* Start DATA LINES *

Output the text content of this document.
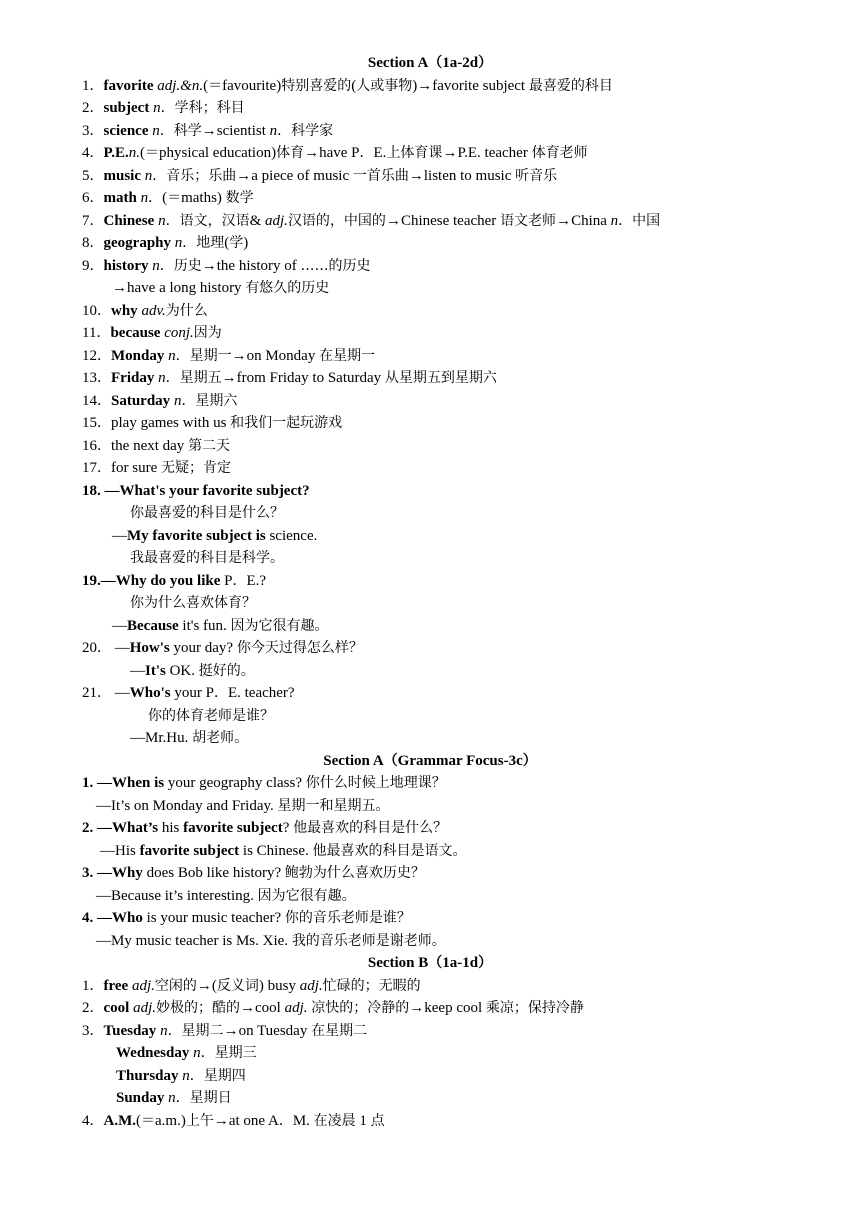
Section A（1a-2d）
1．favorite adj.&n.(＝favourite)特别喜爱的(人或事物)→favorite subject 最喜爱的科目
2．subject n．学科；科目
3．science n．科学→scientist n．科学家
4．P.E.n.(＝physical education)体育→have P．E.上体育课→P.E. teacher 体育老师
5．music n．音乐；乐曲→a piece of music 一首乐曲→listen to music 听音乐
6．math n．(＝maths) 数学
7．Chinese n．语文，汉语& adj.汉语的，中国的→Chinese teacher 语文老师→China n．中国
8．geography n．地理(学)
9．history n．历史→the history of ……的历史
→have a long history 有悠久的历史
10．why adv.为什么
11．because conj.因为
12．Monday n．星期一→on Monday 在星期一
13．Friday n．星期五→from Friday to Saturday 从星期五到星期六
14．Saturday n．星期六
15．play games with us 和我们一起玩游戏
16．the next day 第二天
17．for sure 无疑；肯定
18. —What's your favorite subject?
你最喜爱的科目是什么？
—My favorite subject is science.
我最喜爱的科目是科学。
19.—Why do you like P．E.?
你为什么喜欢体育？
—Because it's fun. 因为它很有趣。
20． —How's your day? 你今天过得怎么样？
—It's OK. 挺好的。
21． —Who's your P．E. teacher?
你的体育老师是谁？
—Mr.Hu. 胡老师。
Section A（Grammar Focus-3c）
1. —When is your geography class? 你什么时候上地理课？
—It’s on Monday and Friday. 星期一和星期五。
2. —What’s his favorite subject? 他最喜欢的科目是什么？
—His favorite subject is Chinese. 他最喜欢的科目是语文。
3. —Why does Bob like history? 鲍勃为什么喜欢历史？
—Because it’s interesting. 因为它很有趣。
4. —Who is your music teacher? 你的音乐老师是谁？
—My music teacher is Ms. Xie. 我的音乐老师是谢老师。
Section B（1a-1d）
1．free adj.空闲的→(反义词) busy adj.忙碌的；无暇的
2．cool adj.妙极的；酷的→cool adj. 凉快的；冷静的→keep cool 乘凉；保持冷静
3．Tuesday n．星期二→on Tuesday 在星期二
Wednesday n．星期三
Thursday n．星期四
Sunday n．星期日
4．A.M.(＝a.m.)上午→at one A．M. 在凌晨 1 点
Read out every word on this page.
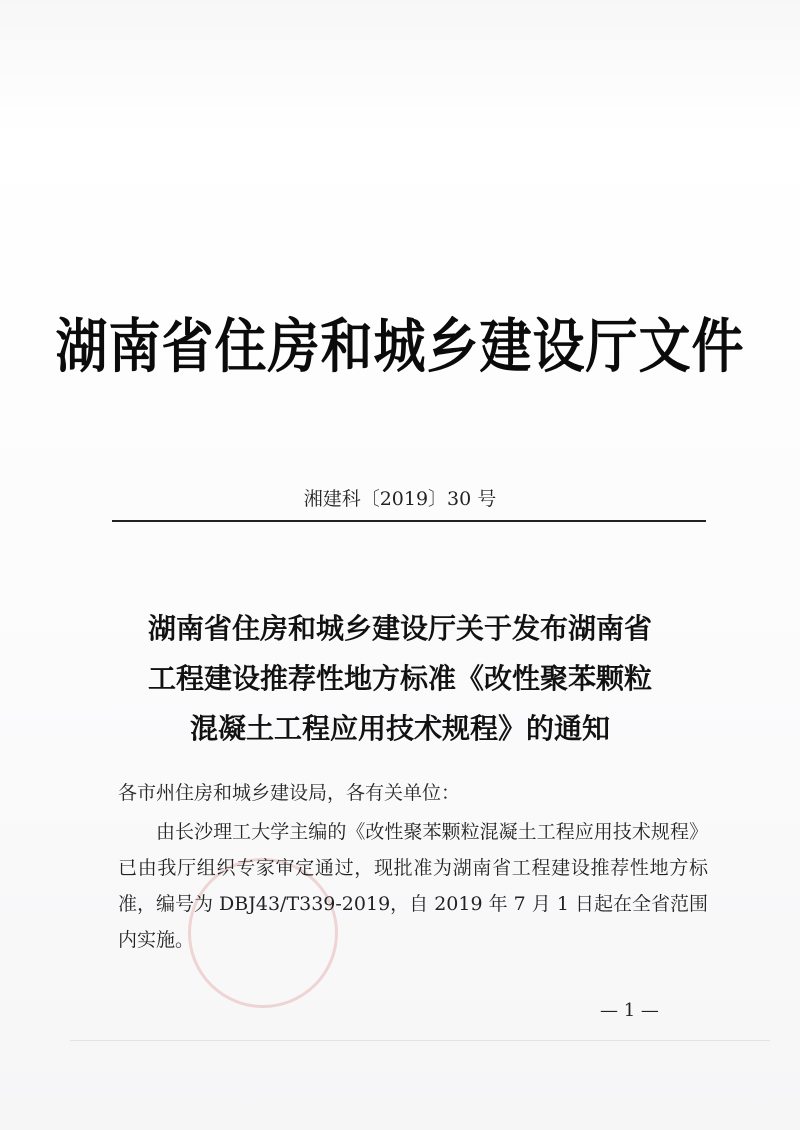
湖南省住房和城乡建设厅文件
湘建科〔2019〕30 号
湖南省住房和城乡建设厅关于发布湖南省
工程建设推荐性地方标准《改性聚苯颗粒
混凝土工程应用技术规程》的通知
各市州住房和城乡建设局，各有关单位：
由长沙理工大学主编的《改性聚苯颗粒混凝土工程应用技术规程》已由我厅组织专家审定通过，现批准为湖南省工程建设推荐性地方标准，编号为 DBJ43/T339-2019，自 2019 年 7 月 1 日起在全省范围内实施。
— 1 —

* End DATA LINES *

**DO THIS**
Using the records above, pull out each line where the word "Saturday" occurs.

**RESPONSE TO THIS TASK**
13．Friday n．星期五→from Friday to Saturday 从星期五到星期六
14．Saturday n．星期六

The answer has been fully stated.